* WORK INSTRUCTIONS: Leave out the pictures and copy everything else in the entries exactly.

[begin GIVEN DATA]

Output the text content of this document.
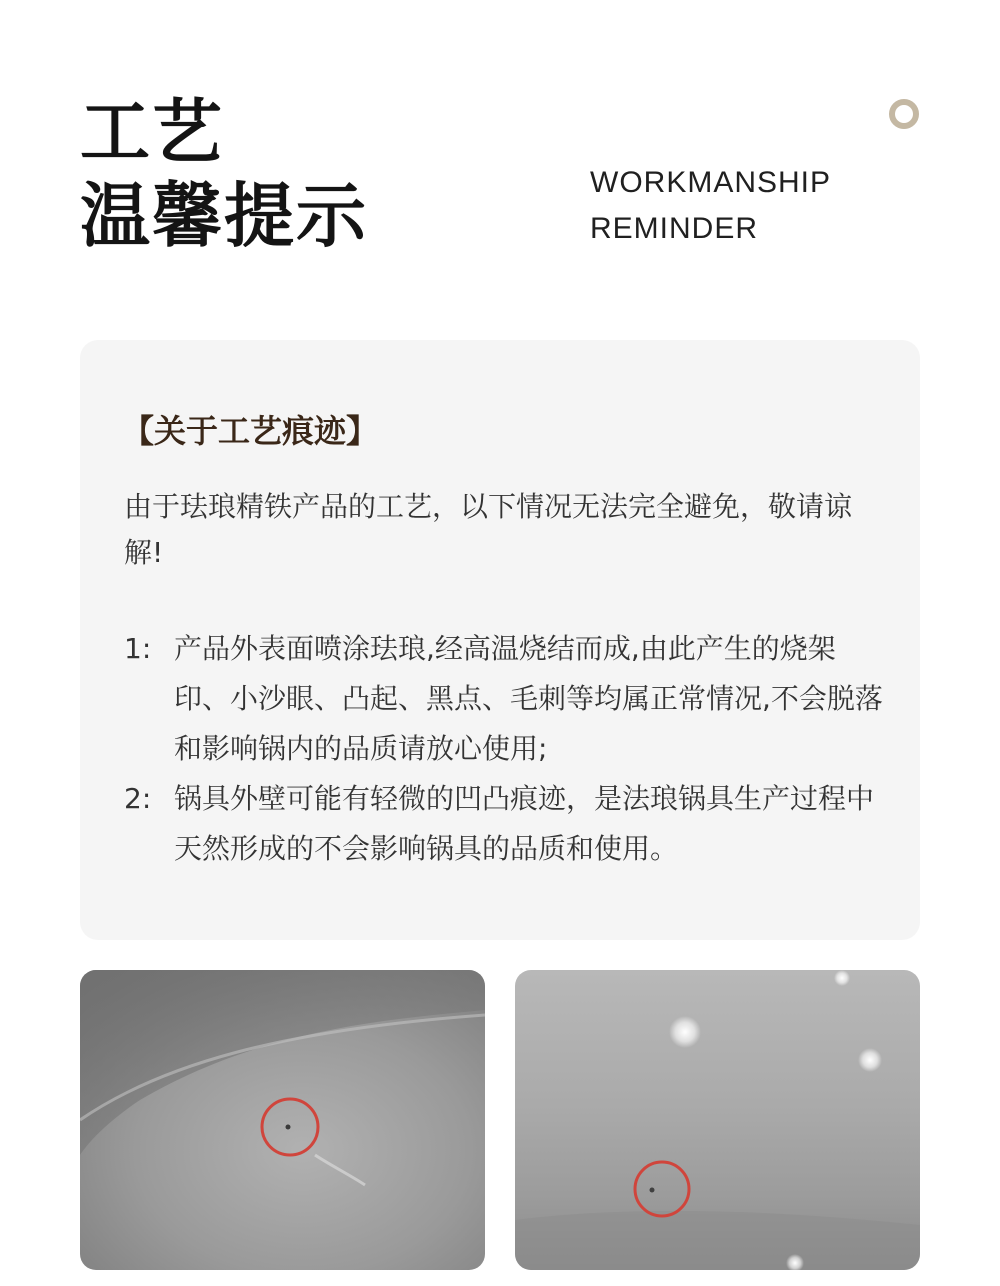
工艺
温馨提示	WORKMANSHIP
REMINDER
【关于工艺痕迹】
由于珐琅精铁产品的工艺，以下情况无法完全避免，敬请谅解!
1: 产品外表面喷涂珐琅,经高温烧结而成,由此产生的烧架印、小沙眼、凸起、黑点、毛刺等均属正常情况,不会脱落和影响锅内的品质请放心使用;
2: 锅具外壁可能有轻微的凹凸痕迹，是法琅锅具生产过程中天然形成的不会影响锅具的品质和使用。
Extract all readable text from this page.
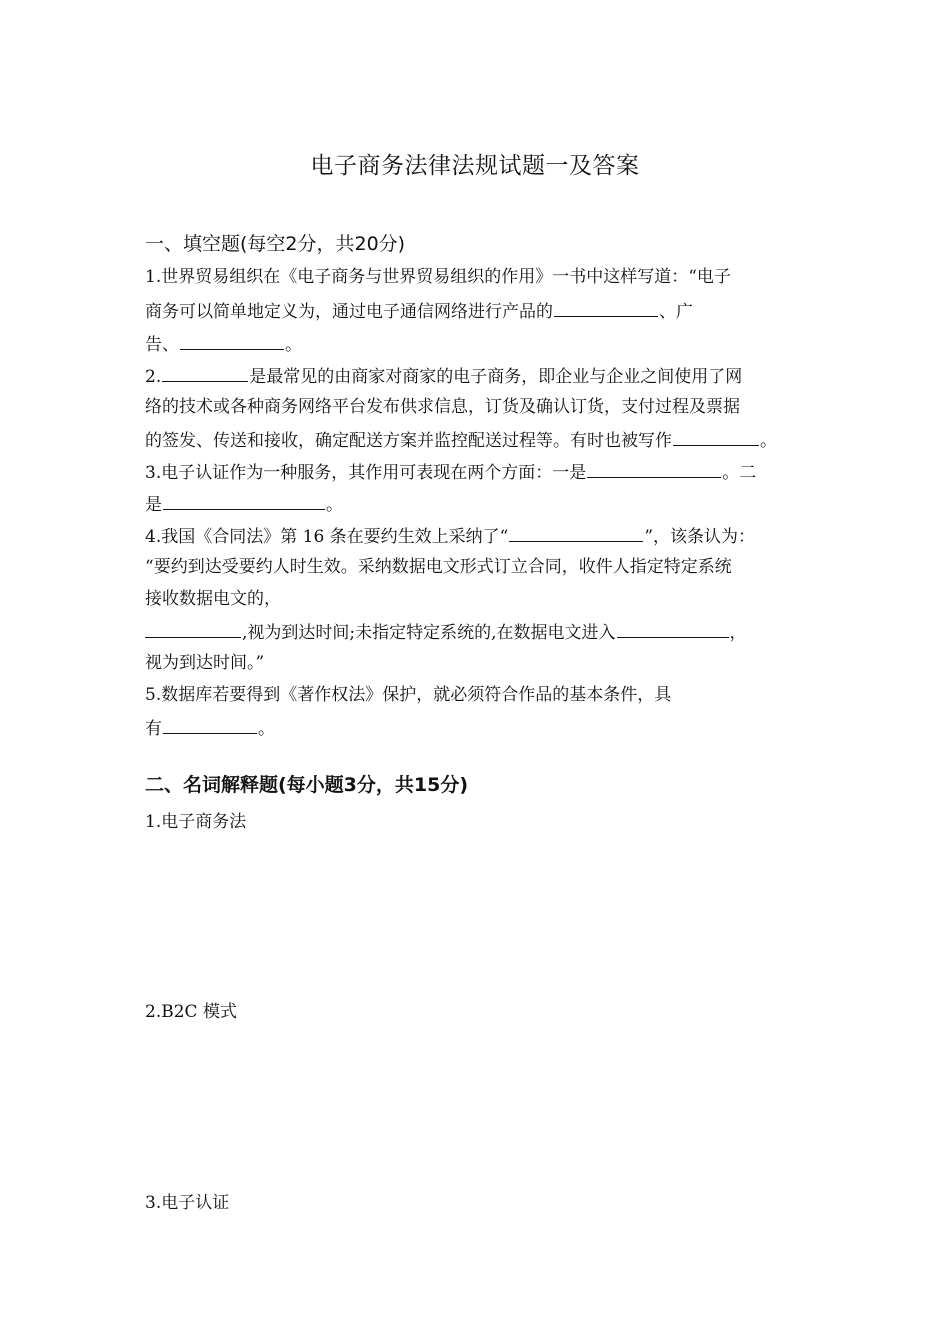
电子商务法律法规试题一及答案
一、填空题(每空2分，共20分)
1.世界贸易组织在《电子商务与世界贸易组织的作用》一书中这样写道：“电子
商务可以简单地定义为，通过电子通信网络进行产品的	、广
告、	。
2.	是最常见的由商家对商家的电子商务，即企业与企业之间使用了网
络的技术或各种商务网络平台发布供求信息，订货及确认订货，支付过程及票据
的签发、传送和接收，确定配送方案并监控配送过程等。有时也被写作	。
3.电子认证作为一种服务，其作用可表现在两个方面：一是	。二
是	。
4.我国《合同法》第 16 条在要约生效上采纳了“	”，该条认为：
“要约到达受要约人时生效。采纳数据电文形式订立合同，收件人指定特定系统
接收数据电文的，
,视为到达时间;未指定特定系统的,在数据电文进入	，
视为到达时间。”
5.数据库若要得到《著作权法》保护，就必须符合作品的基本条件，具
有	。
二、名词解释题(每小题3分，共15分)
1.电子商务法
2.B2C 模式
3.电子认证
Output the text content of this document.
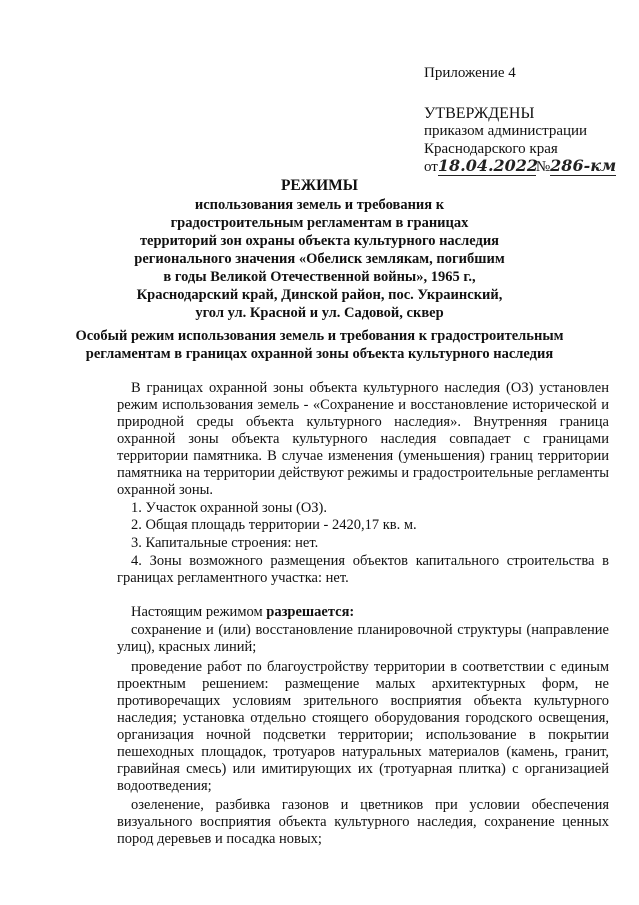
Приложение 4
УТВЕРЖДЕНЫ
приказом администрации
Краснодарского края
от18.04.2022№286-км
РЕЖИМЫ
использования земель и требования к
градостроительным регламентам в границах
территорий зон охраны объекта культурного наследия
регионального значения «Обелиск землякам, погибшим
в годы Великой Отечественной войны», 1965 г.,
Краснодарский край, Динской район, пос. Украинский,
угол ул. Красной и ул. Садовой, сквер
Особый режим использования земель и требования к градостроительным
регламентам в границах охранной зоны объекта культурного наследия
В границах охранной зоны объекта культурного наследия (ОЗ) установлен режим использования земель - «Сохранение и восстановление исторической и природной среды объекта культурного наследия». Внутренняя граница охранной зоны объекта культурного наследия совпадает с границами территории памятника. В случае изменения (уменьшения) границ территории памятника на территории действуют режимы и градостроительные регламенты охранной зоны.
1. Участок охранной зоны (ОЗ).
2. Общая площадь территории - 2420,17 кв. м.
3. Капитальные строения: нет.
4. Зоны возможного размещения объектов капитального строительства в границах регламентного участка: нет.
Настоящим режимом разрешается:
сохранение и (или) восстановление планировочной структуры (направление улиц), красных линий;
проведение работ по благоустройству территории в соответствии с единым проектным решением: размещение малых архитектурных форм, не противоречащих условиям зрительного восприятия объекта культурного наследия; установка отдельно стоящего оборудования городского освещения, организация ночной подсветки территории; использование в покрытии пешеходных площадок, тротуаров натуральных материалов (камень, гранит, гравийная смесь) или имитирующих их (тротуарная плитка) с организацией водоотведения;
озеленение, разбивка газонов и цветников при условии обеспечения визуального восприятия объекта культурного наследия, сохранение ценных пород деревьев и посадка новых;
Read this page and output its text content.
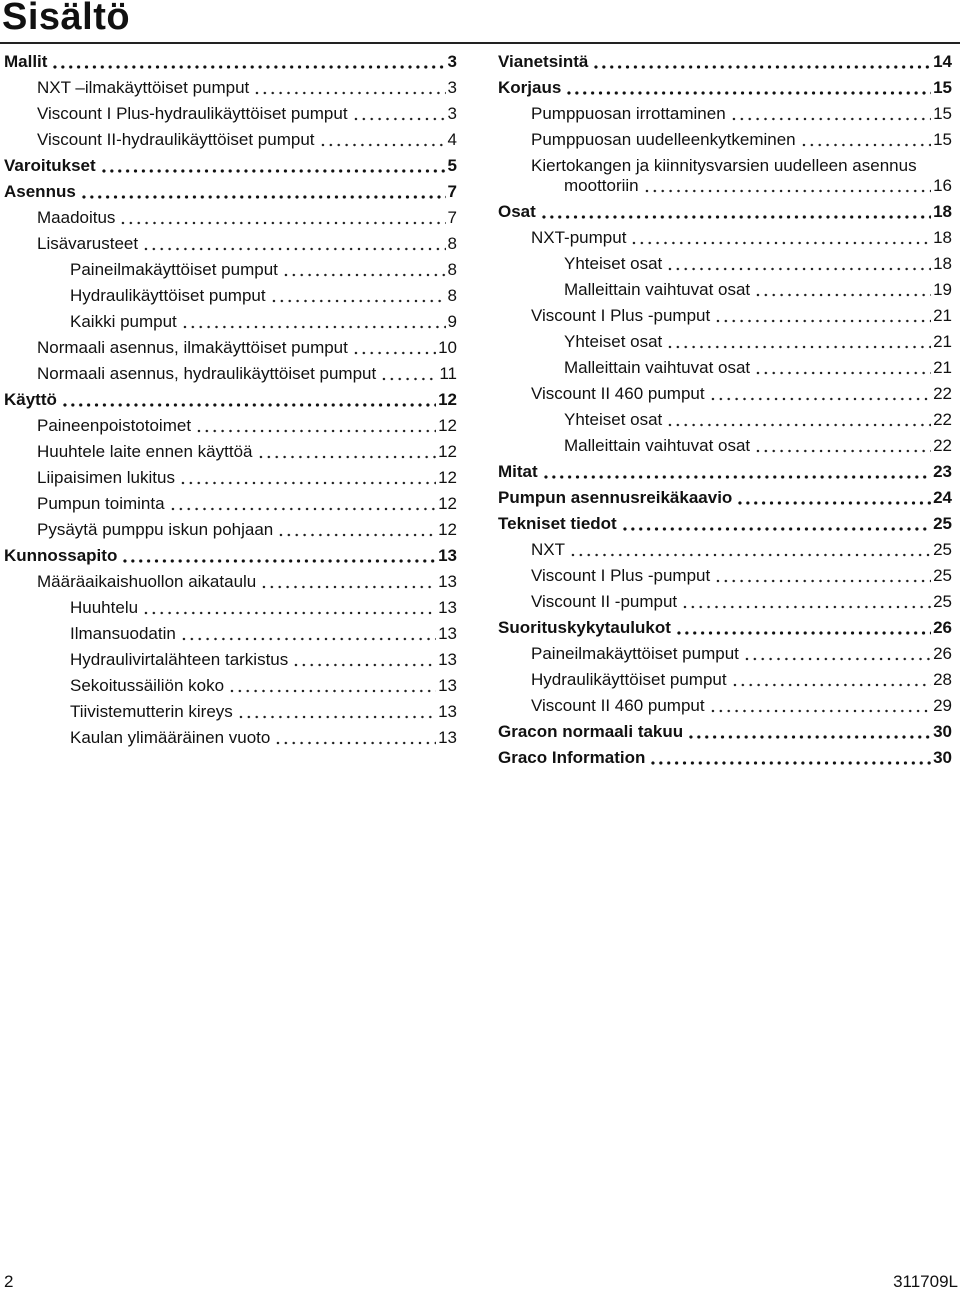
Sisältö
Mallit	3
NXT –ilmakäyttöiset pumput	3
Viscount I Plus-hydraulikäyttöiset pumput	3
Viscount II-hydraulikäyttöiset pumput	4
Varoitukset	5
Asennus	7
Maadoitus	7
Lisävarusteet	8
Paineilmakäyttöiset pumput	8
Hydraulikäyttöiset pumput	8
Kaikki pumput	9
Normaali asennus, ilmakäyttöiset pumput	10
Normaali asennus, hydraulikäyttöiset pumput	11
Käyttö	12
Paineenpoistotoimet	12
Huuhtele laite ennen käyttöä	12
Liipaisimen lukitus	12
Pumpun toiminta	12
Pysäytä pumppu iskun pohjaan	12
Kunnossapito	13
Määräaikaishuollon aikataulu	13
Huuhtelu	13
Ilmansuodatin	13
Hydraulivirtalähteen tarkistus	13
Sekoitussäiliön koko	13
Tiivistemutterin kireys	13
Kaulan ylimääräinen vuoto	13
Vianetsintä	14
Korjaus	15
Pumppuosan irrottaminen	15
Pumppuosan uudelleenkytkeminen	15
Kiertokangen ja kiinnitysvarsien uudelleen asennus
moottoriin	16
Osat	18
NXT-pumput	18
Yhteiset osat	18
Malleittain vaihtuvat osat	19
Viscount I Plus -pumput	21
Yhteiset osat	21
Malleittain vaihtuvat osat	21
Viscount II 460 pumput	22
Yhteiset osat	22
Malleittain vaihtuvat osat	22
Mitat	23
Pumpun asennusreikäkaavio	24
Tekniset tiedot	25
NXT	25
Viscount I Plus -pumput	25
Viscount II -pumput	25
Suorituskykytaulukot	26
Paineilmakäyttöiset pumput	26
Hydraulikäyttöiset pumput	28
Viscount II 460 pumput	29
Gracon normaali takuu	30
Graco Information	30
2	311709L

[end GIVEN DATA]

* SOLUTION TO THE EXERCISE:
Output the text content of this document.
工艺
温馨提示	WORKMANSHIP
REMINDER
【关于工艺痕迹】
由于珐琅精铁产品的工艺，以下情况无法完全避免，敬请谅解!
1: 产品外表面喷涂珐琅,经高温烧结而成,由此产生的烧架印、小沙眼、凸起、黑点、毛刺等均属正常情况,不会脱落和影响锅内的品质请放心使用;
2: 锅具外壁可能有轻微的凹凸痕迹，是法琅锅具生产过程中天然形成的不会影响锅具的品质和使用。
Extract all readable text from this page.
电子商务法律法规试题一及答案
一、填空题(每空2分，共20分)
1.世界贸易组织在《电子商务与世界贸易组织的作用》一书中这样写道：“电子
商务可以简单地定义为，通过电子通信网络进行产品的	、广
告、	。
2.	是最常见的由商家对商家的电子商务，即企业与企业之间使用了网
络的技术或各种商务网络平台发布供求信息，订货及确认订货，支付过程及票据
的签发、传送和接收，确定配送方案并监控配送过程等。有时也被写作	。
3.电子认证作为一种服务，其作用可表现在两个方面：一是	。二
是	。
4.我国《合同法》第 16 条在要约生效上采纳了“	”，该条认为：
“要约到达受要约人时生效。采纳数据电文形式订立合同，收件人指定特定系统
接收数据电文的，
,视为到达时间;未指定特定系统的,在数据电文进入	，
视为到达时间。”
5.数据库若要得到《著作权法》保护，就必须符合作品的基本条件，具
有	。
二、名词解释题(每小题3分，共15分)
1.电子商务法
2.B2C 模式
3.电子认证
Output the text content of this document.
Приложение 4
УТВЕРЖДЕНЫ
приказом администрации
Краснодарского края
от18.04.2022№286-км
РЕЖИМЫ
использования земель и требования к
градостроительным регламентам в границах
территорий зон охраны объекта культурного наследия
регионального значения «Обелиск землякам, погибшим
в годы Великой Отечественной войны», 1965 г.,
Краснодарский край, Динской район, пос. Украинский,
угол ул. Красной и ул. Садовой, сквер
Особый режим использования земель и требования к градостроительным
регламентам в границах охранной зоны объекта культурного наследия
В границах охранной зоны объекта культурного наследия (ОЗ) установлен режим использования земель - «Сохранение и восстановление исторической и природной среды объекта культурного наследия». Внутренняя граница охранной зоны объекта культурного наследия совпадает с границами территории памятника. В случае изменения (уменьшения) границ территории памятника на территории действуют режимы и градостроительные регламенты охранной зоны.
1. Участок охранной зоны (ОЗ).
2. Общая площадь территории - 2420,17 кв. м.
3. Капитальные строения: нет.
4. Зоны возможного размещения объектов капитального строительства в границах регламентного участка: нет.
Настоящим режимом разрешается:
сохранение и (или) восстановление планировочной структуры (направление улиц), красных линий;
проведение работ по благоустройству территории в соответствии с единым проектным решением: размещение малых архитектурных форм, не противоречащих условиям зрительного восприятия объекта культурного наследия; установка отдельно стоящего оборудования городского освещения, организация ночной подсветки территории; использование в покрытии пешеходных площадок, тротуаров натуральных материалов (камень, гранит, гравийная смесь) или имитирующих их (тротуарная плитка) с организацией водоотведения;
озеленение, разбивка газонов и цветников при условии обеспечения визуального восприятия объекта культурного наследия, сохранение ценных пород деревьев и посадка новых;
Read this page and output its text content.
Sisältö
Mallit	3
NXT –ilmakäyttöiset pumput	3
Viscount I Plus-hydraulikäyttöiset pumput	3
Viscount II-hydraulikäyttöiset pumput	4
Varoitukset	5
Asennus	7
Maadoitus	7
Lisävarusteet	8
Paineilmakäyttöiset pumput	8
Hydraulikäyttöiset pumput	8
Kaikki pumput	9
Normaali asennus, ilmakäyttöiset pumput	10
Normaali asennus, hydraulikäyttöiset pumput	11
Käyttö	12
Paineenpoistotoimet	12
Huuhtele laite ennen käyttöä	12
Liipaisimen lukitus	12
Pumpun toiminta	12
Pysäytä pumppu iskun pohjaan	12
Kunnossapito	13
Määräaikaishuollon aikataulu	13
Huuhtelu	13
Ilmansuodatin	13
Hydraulivirtalähteen tarkistus	13
Sekoitussäiliön koko	13
Tiivistemutterin kireys	13
Kaulan ylimääräinen vuoto	13
Vianetsintä	14
Korjaus	15
Pumppuosan irrottaminen	15
Pumppuosan uudelleenkytkeminen	15
Kiertokangen ja kiinnitysvarsien uudelleen asennus
moottoriin	16
Osat	18
NXT-pumput	18
Yhteiset osat	18
Malleittain vaihtuvat osat	19
Viscount I Plus -pumput	21
Yhteiset osat	21
Malleittain vaihtuvat osat	21
Viscount II 460 pumput	22
Yhteiset osat	22
Malleittain vaihtuvat osat	22
Mitat	23
Pumpun asennusreikäkaavio	24
Tekniset tiedot	25
NXT	25
Viscount I Plus -pumput	25
Viscount II -pumput	25
Suorituskykytaulukot	26
Paineilmakäyttöiset pumput	26
Hydraulikäyttöiset pumput	28
Viscount II 460 pumput	29
Gracon normaali takuu	30
Graco Information	30
2	311709L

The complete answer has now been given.